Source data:
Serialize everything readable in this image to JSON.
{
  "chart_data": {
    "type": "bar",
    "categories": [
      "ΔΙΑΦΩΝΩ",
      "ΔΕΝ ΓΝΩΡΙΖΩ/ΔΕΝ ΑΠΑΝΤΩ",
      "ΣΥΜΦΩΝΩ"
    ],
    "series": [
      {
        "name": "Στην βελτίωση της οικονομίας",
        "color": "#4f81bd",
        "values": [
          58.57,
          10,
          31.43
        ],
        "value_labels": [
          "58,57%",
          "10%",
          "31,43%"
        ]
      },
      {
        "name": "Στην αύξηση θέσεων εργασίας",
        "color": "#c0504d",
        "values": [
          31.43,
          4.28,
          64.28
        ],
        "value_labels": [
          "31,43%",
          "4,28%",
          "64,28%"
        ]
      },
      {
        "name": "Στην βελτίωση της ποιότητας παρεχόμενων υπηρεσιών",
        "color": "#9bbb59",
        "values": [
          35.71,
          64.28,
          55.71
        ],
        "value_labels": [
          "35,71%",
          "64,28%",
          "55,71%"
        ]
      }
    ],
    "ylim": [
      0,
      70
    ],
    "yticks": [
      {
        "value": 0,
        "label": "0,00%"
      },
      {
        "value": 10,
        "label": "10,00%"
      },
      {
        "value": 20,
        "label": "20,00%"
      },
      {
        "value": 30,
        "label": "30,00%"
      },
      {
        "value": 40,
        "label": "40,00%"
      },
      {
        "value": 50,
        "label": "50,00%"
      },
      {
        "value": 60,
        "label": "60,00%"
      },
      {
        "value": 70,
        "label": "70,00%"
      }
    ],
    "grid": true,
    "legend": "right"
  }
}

--

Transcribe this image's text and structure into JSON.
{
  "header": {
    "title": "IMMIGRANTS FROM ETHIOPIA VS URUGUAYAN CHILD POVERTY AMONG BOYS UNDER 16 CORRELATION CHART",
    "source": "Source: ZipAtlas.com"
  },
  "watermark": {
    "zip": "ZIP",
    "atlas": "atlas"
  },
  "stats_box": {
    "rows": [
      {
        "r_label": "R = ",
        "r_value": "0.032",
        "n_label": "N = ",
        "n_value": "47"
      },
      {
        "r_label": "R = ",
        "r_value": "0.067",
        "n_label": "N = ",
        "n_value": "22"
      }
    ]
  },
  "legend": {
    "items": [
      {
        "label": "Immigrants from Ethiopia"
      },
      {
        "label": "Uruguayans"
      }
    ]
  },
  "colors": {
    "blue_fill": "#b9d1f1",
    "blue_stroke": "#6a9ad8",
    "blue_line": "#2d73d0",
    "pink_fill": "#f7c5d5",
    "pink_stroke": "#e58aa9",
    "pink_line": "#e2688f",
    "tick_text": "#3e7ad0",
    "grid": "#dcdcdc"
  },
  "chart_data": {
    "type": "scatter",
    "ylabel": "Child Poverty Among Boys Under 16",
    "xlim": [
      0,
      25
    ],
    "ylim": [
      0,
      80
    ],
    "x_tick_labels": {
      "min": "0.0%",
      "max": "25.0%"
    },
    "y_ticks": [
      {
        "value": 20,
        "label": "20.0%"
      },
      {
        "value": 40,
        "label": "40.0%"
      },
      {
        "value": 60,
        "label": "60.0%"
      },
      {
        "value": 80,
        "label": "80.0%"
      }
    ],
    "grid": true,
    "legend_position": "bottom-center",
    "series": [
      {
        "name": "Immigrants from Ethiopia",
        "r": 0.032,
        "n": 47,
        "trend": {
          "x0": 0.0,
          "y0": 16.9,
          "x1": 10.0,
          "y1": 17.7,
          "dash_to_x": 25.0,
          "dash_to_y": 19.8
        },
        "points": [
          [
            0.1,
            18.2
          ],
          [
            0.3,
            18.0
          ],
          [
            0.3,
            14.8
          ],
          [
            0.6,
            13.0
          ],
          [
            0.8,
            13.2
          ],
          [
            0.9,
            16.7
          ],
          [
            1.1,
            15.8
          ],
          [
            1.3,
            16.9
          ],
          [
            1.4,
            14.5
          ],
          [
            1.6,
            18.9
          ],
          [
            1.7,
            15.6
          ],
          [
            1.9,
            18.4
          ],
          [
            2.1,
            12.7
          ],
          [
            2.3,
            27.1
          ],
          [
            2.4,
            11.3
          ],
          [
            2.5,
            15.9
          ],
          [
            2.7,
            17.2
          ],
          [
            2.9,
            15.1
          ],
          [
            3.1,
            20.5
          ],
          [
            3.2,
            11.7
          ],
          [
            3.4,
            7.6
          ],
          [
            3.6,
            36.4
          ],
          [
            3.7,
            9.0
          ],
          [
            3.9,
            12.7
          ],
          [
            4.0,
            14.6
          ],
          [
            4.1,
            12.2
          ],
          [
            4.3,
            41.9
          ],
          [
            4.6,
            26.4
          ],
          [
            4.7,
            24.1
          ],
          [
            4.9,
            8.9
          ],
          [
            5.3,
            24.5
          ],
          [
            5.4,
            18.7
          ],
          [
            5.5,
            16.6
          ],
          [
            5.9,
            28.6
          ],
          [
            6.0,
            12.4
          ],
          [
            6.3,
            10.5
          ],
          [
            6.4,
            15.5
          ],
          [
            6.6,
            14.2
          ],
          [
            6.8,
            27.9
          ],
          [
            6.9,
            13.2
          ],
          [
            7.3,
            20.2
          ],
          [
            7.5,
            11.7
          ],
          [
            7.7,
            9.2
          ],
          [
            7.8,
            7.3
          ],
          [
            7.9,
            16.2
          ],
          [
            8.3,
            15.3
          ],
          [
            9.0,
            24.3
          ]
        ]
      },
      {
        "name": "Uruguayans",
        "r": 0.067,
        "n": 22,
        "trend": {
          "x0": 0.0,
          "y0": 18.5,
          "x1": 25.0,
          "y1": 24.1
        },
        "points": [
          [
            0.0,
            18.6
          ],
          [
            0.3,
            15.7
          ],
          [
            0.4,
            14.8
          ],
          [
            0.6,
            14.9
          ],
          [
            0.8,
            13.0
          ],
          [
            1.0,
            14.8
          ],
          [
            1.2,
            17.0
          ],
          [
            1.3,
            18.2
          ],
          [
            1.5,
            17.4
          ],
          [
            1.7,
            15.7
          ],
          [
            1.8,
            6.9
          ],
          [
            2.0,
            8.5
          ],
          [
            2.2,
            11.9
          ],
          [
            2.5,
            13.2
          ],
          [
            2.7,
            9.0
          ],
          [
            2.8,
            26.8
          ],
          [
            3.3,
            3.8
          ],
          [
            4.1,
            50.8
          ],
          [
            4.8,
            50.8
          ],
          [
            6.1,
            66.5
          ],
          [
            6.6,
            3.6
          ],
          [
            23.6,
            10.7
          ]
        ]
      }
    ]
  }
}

▸ WHAT TO PRODUCE
Report how many lines in the data include the word "image", and give nothing but the count.

▸ ANSWER FOR THIS EXERCISE
2